──────── Supplied information

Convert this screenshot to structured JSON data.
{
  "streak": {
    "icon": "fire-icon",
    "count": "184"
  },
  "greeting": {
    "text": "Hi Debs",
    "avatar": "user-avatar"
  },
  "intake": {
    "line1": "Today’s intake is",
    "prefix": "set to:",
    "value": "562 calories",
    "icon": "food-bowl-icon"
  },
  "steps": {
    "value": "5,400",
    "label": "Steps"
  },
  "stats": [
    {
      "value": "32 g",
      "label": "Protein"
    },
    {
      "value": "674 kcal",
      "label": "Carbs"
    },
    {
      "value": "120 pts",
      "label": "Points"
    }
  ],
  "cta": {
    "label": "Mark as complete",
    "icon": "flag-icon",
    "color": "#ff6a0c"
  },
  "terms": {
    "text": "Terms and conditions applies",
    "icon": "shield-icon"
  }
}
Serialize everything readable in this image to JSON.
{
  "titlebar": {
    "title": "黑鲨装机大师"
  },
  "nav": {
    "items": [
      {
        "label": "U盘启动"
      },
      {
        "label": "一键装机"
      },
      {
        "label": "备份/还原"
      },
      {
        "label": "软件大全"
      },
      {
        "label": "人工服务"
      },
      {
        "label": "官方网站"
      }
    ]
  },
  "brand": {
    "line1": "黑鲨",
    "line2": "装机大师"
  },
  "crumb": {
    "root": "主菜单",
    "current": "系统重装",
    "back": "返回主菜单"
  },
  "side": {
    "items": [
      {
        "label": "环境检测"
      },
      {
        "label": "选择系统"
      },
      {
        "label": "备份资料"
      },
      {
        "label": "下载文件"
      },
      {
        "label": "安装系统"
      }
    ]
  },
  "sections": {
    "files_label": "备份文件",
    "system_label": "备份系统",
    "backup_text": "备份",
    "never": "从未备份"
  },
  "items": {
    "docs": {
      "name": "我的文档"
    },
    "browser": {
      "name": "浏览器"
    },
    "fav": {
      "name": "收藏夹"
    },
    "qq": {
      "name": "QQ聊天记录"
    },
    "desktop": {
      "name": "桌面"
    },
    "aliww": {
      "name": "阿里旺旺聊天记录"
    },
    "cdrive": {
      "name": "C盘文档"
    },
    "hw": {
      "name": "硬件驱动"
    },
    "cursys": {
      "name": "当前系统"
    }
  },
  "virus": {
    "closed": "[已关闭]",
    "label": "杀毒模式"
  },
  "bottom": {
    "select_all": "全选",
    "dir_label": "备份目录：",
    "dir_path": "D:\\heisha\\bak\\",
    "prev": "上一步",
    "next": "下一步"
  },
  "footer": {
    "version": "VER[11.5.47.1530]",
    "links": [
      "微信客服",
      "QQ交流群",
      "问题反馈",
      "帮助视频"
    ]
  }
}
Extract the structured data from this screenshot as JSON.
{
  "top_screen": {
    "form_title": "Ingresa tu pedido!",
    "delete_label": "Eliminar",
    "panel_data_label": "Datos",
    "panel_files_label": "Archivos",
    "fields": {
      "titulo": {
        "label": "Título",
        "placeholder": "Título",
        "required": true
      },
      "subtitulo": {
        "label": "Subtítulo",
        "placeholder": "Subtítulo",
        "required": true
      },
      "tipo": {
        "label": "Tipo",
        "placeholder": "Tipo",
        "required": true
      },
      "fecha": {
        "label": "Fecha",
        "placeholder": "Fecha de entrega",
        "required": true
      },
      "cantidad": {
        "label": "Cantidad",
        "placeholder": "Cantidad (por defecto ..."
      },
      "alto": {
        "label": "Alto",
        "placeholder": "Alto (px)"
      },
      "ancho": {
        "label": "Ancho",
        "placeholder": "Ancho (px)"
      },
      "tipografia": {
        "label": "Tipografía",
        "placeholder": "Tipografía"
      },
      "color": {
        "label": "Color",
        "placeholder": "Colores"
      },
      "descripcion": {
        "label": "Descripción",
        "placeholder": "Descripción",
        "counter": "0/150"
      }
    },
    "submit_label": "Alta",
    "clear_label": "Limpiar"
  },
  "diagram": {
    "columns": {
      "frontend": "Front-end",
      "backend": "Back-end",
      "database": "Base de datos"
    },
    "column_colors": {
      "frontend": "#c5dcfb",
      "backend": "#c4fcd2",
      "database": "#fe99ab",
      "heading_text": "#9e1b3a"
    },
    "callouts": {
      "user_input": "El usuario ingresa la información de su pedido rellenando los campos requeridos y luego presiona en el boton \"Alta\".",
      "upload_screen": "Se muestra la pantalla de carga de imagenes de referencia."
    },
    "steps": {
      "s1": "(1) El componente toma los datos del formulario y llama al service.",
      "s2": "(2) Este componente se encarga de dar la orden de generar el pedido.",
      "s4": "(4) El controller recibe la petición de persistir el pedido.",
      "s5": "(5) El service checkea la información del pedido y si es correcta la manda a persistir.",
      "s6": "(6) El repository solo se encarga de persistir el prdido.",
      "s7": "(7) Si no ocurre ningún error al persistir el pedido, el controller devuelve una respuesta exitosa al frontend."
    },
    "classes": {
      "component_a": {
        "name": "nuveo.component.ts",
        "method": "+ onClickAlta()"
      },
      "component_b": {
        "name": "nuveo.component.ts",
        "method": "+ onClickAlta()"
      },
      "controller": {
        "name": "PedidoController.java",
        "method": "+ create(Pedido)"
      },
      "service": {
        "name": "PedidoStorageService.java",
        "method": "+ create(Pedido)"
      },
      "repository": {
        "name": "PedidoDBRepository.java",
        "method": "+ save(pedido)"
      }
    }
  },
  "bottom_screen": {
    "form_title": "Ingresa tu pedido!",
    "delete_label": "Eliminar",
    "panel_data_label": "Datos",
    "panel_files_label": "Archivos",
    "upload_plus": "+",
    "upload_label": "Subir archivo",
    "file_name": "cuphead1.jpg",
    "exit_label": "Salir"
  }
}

────────────────

◆ **Exercise objective**: Filter the entries above and keep only the lines with the word "this".

◆ **Task answer**:
Convert this screenshot to structured JSON data.
Serialize everything readable in this image to JSON.
Extract the structured data from this screenshot as JSON.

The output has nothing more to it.